## DESCRIPTION OF THE TASK
For each line of the data that includes the word "PASM", copy the line.
========
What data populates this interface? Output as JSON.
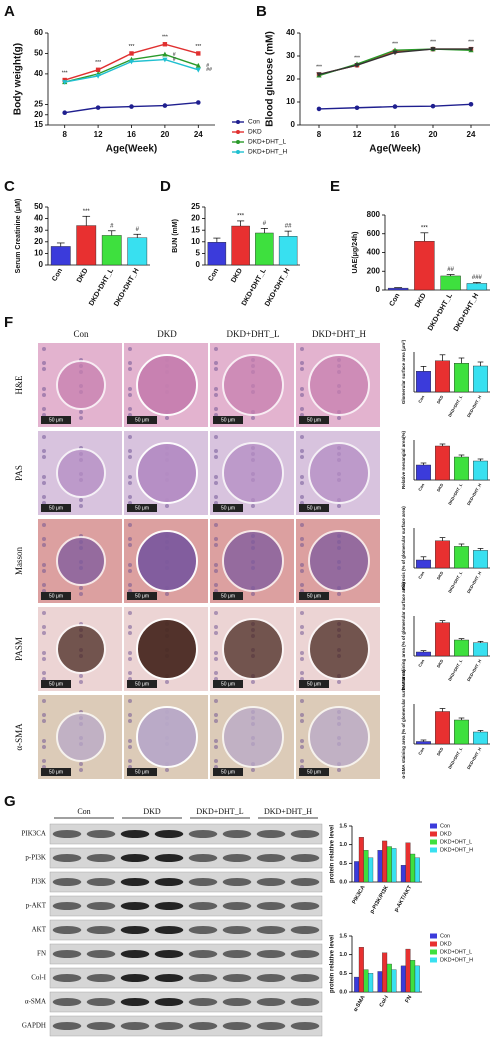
{
  "panel_labels": [
    "A",
    "B",
    "C",
    "D",
    "E",
    "F",
    "G"
  ],
  "chart_data": [
    {
      "type": "line",
      "x_label": "Age(Week)",
      "y_label": "Body weight(g)",
      "x": [
        8,
        12,
        16,
        20,
        24
      ],
      "xlim": [
        6,
        26
      ],
      "xticks": [
        8,
        12,
        16,
        20,
        24
      ],
      "ylim": [
        15,
        60
      ],
      "yticks": [
        15,
        20,
        25,
        40,
        50,
        60
      ],
      "legend": true,
      "series": [
        {
          "name": "Con",
          "color": "#1f1f8f",
          "marker": "circle",
          "values": [
            21,
            23.5,
            24,
            24.5,
            26
          ]
        },
        {
          "name": "DKD",
          "color": "#e03030",
          "marker": "square",
          "values": [
            37,
            42,
            50,
            54.5,
            50
          ],
          "significance": [
            "***",
            "***",
            "***",
            "***",
            "***"
          ]
        },
        {
          "name": "DKD+DHT_L",
          "color": "#2a9a2a",
          "marker": "triangle",
          "values": [
            36,
            40,
            47,
            49.5,
            44
          ],
          "significance": [
            null,
            null,
            null,
            "#",
            "#"
          ]
        },
        {
          "name": "DKD+DHT_H",
          "color": "#20c0d0",
          "marker": "triangle-down",
          "values": [
            36,
            39,
            46,
            47,
            42
          ],
          "significance": [
            null,
            null,
            null,
            "#",
            "##"
          ]
        }
      ]
    },
    {
      "type": "line",
      "x_label": "Age(Week)",
      "y_label": "Blood glucose (mM)",
      "x": [
        8,
        12,
        16,
        20,
        24
      ],
      "xlim": [
        6,
        26
      ],
      "xticks": [
        8,
        12,
        16,
        20,
        24
      ],
      "ylim": [
        0,
        40
      ],
      "yticks": [
        0,
        10,
        20,
        30,
        40
      ],
      "series": [
        {
          "color": "#1f1f8f",
          "marker": "circle",
          "values": [
            7,
            7.5,
            8,
            8.2,
            9
          ]
        },
        {
          "color": "#e03030",
          "marker": "square",
          "values": [
            22,
            26,
            32,
            33,
            33
          ],
          "significance": [
            "***",
            "***",
            "***",
            "***",
            "***"
          ]
        },
        {
          "color": "#2a9a2a",
          "marker": "triangle",
          "values": [
            21.5,
            26.5,
            32.5,
            33,
            32.5
          ]
        },
        {
          "color": "#333333",
          "marker": "triangle-down",
          "values": [
            22,
            26,
            31.5,
            33,
            33
          ]
        }
      ]
    },
    {
      "type": "bar",
      "y_label": "Serum Creatinine (μM)",
      "categories": [
        "Con",
        "DKD",
        "DKD+DHT_L",
        "DKD+DHT_H"
      ],
      "values": [
        16,
        34,
        25.5,
        23.5
      ],
      "errors": [
        3,
        8,
        4,
        3
      ],
      "significance": [
        null,
        "***",
        "#",
        "#"
      ],
      "colors": [
        "#3b3bdb",
        "#e83030",
        "#3ee03e",
        "#38e0f0"
      ],
      "ylim": [
        0,
        50
      ],
      "yticks": [
        0,
        10,
        20,
        30,
        40,
        50
      ]
    },
    {
      "type": "bar",
      "y_label": "BUN (mM)",
      "categories": [
        "Con",
        "DKD",
        "DKD+DHT_L",
        "DKD+DHT_H"
      ],
      "values": [
        9.8,
        16.8,
        13.8,
        12.4
      ],
      "errors": [
        1.8,
        2.2,
        2,
        2.2
      ],
      "significance": [
        null,
        "***",
        "#",
        "##"
      ],
      "colors": [
        "#3b3bdb",
        "#e83030",
        "#3ee03e",
        "#38e0f0"
      ],
      "ylim": [
        0,
        25
      ],
      "yticks": [
        0,
        5,
        10,
        15,
        20,
        25
      ]
    },
    {
      "type": "bar",
      "y_label": "UAE(μg/24h)",
      "categories": [
        "Con",
        "DKD",
        "DKD+DHT_L",
        "DKD+DHT_H"
      ],
      "values": [
        20,
        520,
        150,
        70
      ],
      "errors": [
        5,
        90,
        15,
        10
      ],
      "significance": [
        null,
        "***",
        "##",
        "###"
      ],
      "colors": [
        "#3b3bdb",
        "#e83030",
        "#3ee03e",
        "#38e0f0"
      ],
      "ylim": [
        0,
        800
      ],
      "yticks": [
        0,
        200,
        400,
        600,
        800
      ]
    },
    {
      "type": "bar",
      "y_label": "Glomerular surface area (μm²)",
      "categories": [
        "Con",
        "DKD",
        "DKD+DHT_L",
        "DKD+DHT_H"
      ],
      "values": [
        5200,
        7800,
        7200,
        6500
      ],
      "errors": [
        1200,
        1500,
        1300,
        1000
      ],
      "colors": [
        "#3b3bdb",
        "#e83030",
        "#3ee03e",
        "#38e0f0"
      ],
      "ylim": [
        0,
        10000
      ]
    },
    {
      "type": "bar",
      "y_label": "Relative mesangial area(%)",
      "categories": [
        "Con",
        "DKD",
        "DKD+DHT_L",
        "DKD+DHT_H"
      ],
      "values": [
        15,
        34,
        23,
        19
      ],
      "errors": [
        2,
        2,
        2,
        2
      ],
      "colors": [
        "#3b3bdb",
        "#e83030",
        "#3ee03e",
        "#38e0f0"
      ],
      "ylim": [
        0,
        40
      ]
    },
    {
      "type": "bar",
      "y_label": "Fibrosis (% of glomerular surface area)",
      "categories": [
        "Con",
        "DKD",
        "DKD+DHT_L",
        "DKD+DHT_H"
      ],
      "values": [
        5,
        17,
        13.5,
        11
      ],
      "errors": [
        2,
        2,
        1.5,
        1.2
      ],
      "colors": [
        "#3b3bdb",
        "#e83030",
        "#3ee03e",
        "#38e0f0"
      ],
      "ylim": [
        0,
        25
      ]
    },
    {
      "type": "bar",
      "y_label": "PASM staining area (% of glomerular surface area)",
      "categories": [
        "Con",
        "DKD",
        "DKD+DHT_L",
        "DKD+DHT_H"
      ],
      "values": [
        3,
        25,
        12,
        10
      ],
      "errors": [
        1,
        1.5,
        1,
        1
      ],
      "colors": [
        "#3b3bdb",
        "#e83030",
        "#3ee03e",
        "#38e0f0"
      ],
      "ylim": [
        0,
        30
      ]
    },
    {
      "type": "bar",
      "y_label": "α-SMA staining area (% of glomerular surface area)",
      "categories": [
        "Con",
        "DKD",
        "DKD+DHT_L",
        "DKD+DHT_H"
      ],
      "values": [
        0.5,
        6.5,
        4.8,
        2.4
      ],
      "errors": [
        0.3,
        0.6,
        0.4,
        0.3
      ],
      "colors": [
        "#3b3bdb",
        "#e83030",
        "#3ee03e",
        "#38e0f0"
      ],
      "ylim": [
        0,
        8
      ]
    },
    {
      "type": "grouped-bar",
      "y_label": "protein relative level",
      "categories": [
        "PIK3CA",
        "p-PI3K/PI3K",
        "p-AKT/AKT"
      ],
      "ylim": [
        0,
        1.5
      ],
      "yticks": [
        {
          "value": 0,
          "label": "0.0"
        },
        {
          "value": 0.5,
          "label": "0.5"
        },
        {
          "value": 1,
          "label": "1.0"
        },
        {
          "value": 1.5,
          "label": "1.5"
        }
      ],
      "legend": true,
      "series": [
        {
          "name": "Con",
          "color": "#3b3bdb",
          "values": [
            0.55,
            0.85,
            0.45
          ]
        },
        {
          "name": "DKD",
          "color": "#e83030",
          "values": [
            1.2,
            1.1,
            1.05
          ]
        },
        {
          "name": "DKD+DHT_L",
          "color": "#3ee03e",
          "values": [
            0.85,
            0.95,
            0.75
          ]
        },
        {
          "name": "DKD+DHT_H",
          "color": "#38e0f0",
          "values": [
            0.65,
            0.9,
            0.65
          ]
        }
      ]
    },
    {
      "type": "grouped-bar",
      "y_label": "protein relative level",
      "categories": [
        "α-SMA",
        "Col-I",
        "FN"
      ],
      "ylim": [
        0,
        1.5
      ],
      "yticks": [
        {
          "value": 0,
          "label": "0.0"
        },
        {
          "value": 0.5,
          "label": "0.5"
        },
        {
          "value": 1,
          "label": "1.0"
        },
        {
          "value": 1.5,
          "label": "1.5"
        }
      ],
      "legend": true,
      "series": [
        {
          "name": "Con",
          "color": "#3b3bdb",
          "values": [
            0.4,
            0.55,
            0.7
          ]
        },
        {
          "name": "DKD",
          "color": "#e83030",
          "values": [
            1.2,
            1.05,
            1.15
          ]
        },
        {
          "name": "DKD+DHT_L",
          "color": "#3ee03e",
          "values": [
            0.6,
            0.75,
            0.85
          ]
        },
        {
          "name": "DKD+DHT_H",
          "color": "#38e0f0",
          "values": [
            0.5,
            0.6,
            0.7
          ]
        }
      ]
    }
  ],
  "histology": {
    "columns": [
      "Con",
      "DKD",
      "DKD+DHT_L",
      "DKD+DHT_H"
    ],
    "rows": [
      "H&E",
      "PAS",
      "Masson",
      "PASM",
      "α-SMA"
    ],
    "scale_bar": "50 μm"
  },
  "western": {
    "columns": [
      "Con",
      "DKD",
      "DKD+DHT_L",
      "DKD+DHT_H"
    ],
    "rows": [
      "PIK3CA",
      "p-PI3K",
      "PI3K",
      "p-AKT",
      "AKT",
      "FN",
      "Col-I",
      "α-SMA",
      "GAPDH"
    ]
  }
}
========
## OUTPUT OF THE TASK
      "y_label": "PASM staining area (% of glomerular surface area)",
      "PASM",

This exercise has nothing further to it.